Short exercise -> Retype each line of the material exactly, please, skipping any picture in it.
===== Data shown =====
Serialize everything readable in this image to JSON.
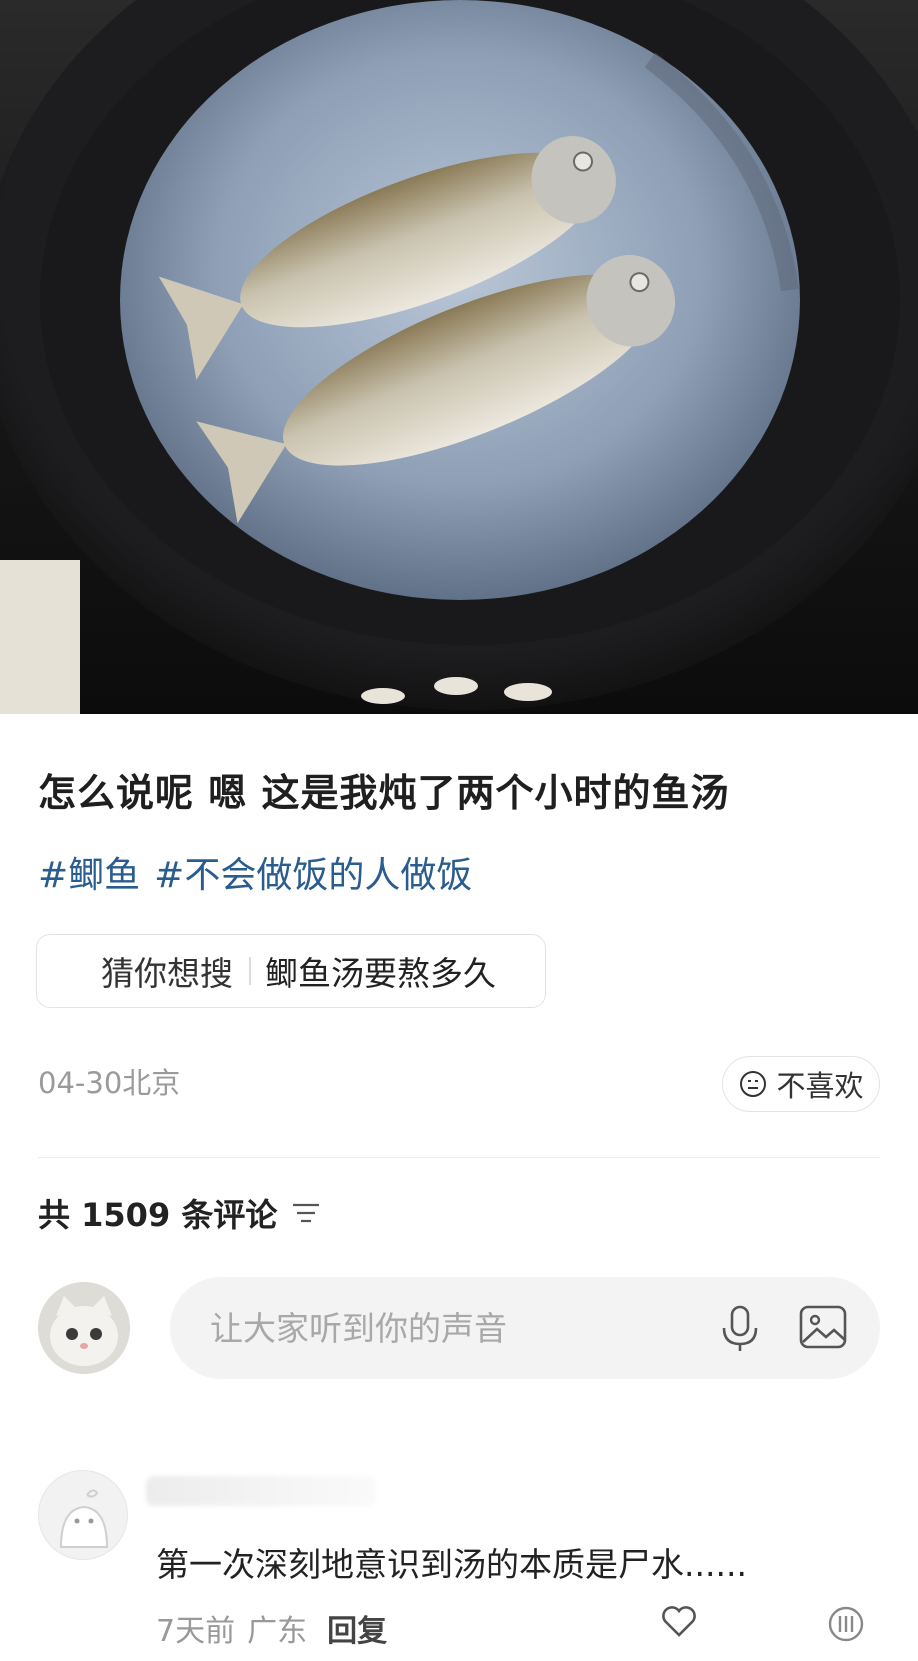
{
  "post": {
    "title": "怎么说呢 嗯 这是我炖了两个小时的鱼汤",
    "tags": [
      "#鲫鱼",
      "#不会做饭的人做饭"
    ],
    "suggestion": {
      "label": "猜你想搜",
      "query": "鲫鱼汤要熬多久"
    },
    "date_location": "04-30北京",
    "dislike_label": "不喜欢"
  },
  "comments_header": {
    "label": "共 1509 条评论"
  },
  "comment_input": {
    "placeholder": "让大家听到你的声音"
  },
  "comments": [
    {
      "text": "第一次深刻地意识到汤的本质是尸水......",
      "time": "7天前",
      "location": "广东",
      "reply_label": "回复"
    }
  ]
}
=====
The reply ->
Serialize everything readable in this image to JSON.
{
  "post": {
    "title": "怎么说呢 嗯 这是我炖了两个小时的鱼汤",
    "tags": [
      "#鲫鱼",
      "#不会做饭的人做饭"
    ],
    "suggestion": {
      "label": "猜你想搜",
      "query": "鲫鱼汤要熬多久"
    },
    "date_location": "04-30北京",
    "dislike_label": "不喜欢"
  },
  "comments_header": {
    "label": "共 1509 条评论"
  },
  "comment_input": {
    "placeholder": "让大家听到你的声音"
  },
  "comments": [
    {
      "text": "第一次深刻地意识到汤的本质是尸水......",
      "time": "7天前",
      "location": "广东",
      "reply_label": "回复"
    }
  ]
}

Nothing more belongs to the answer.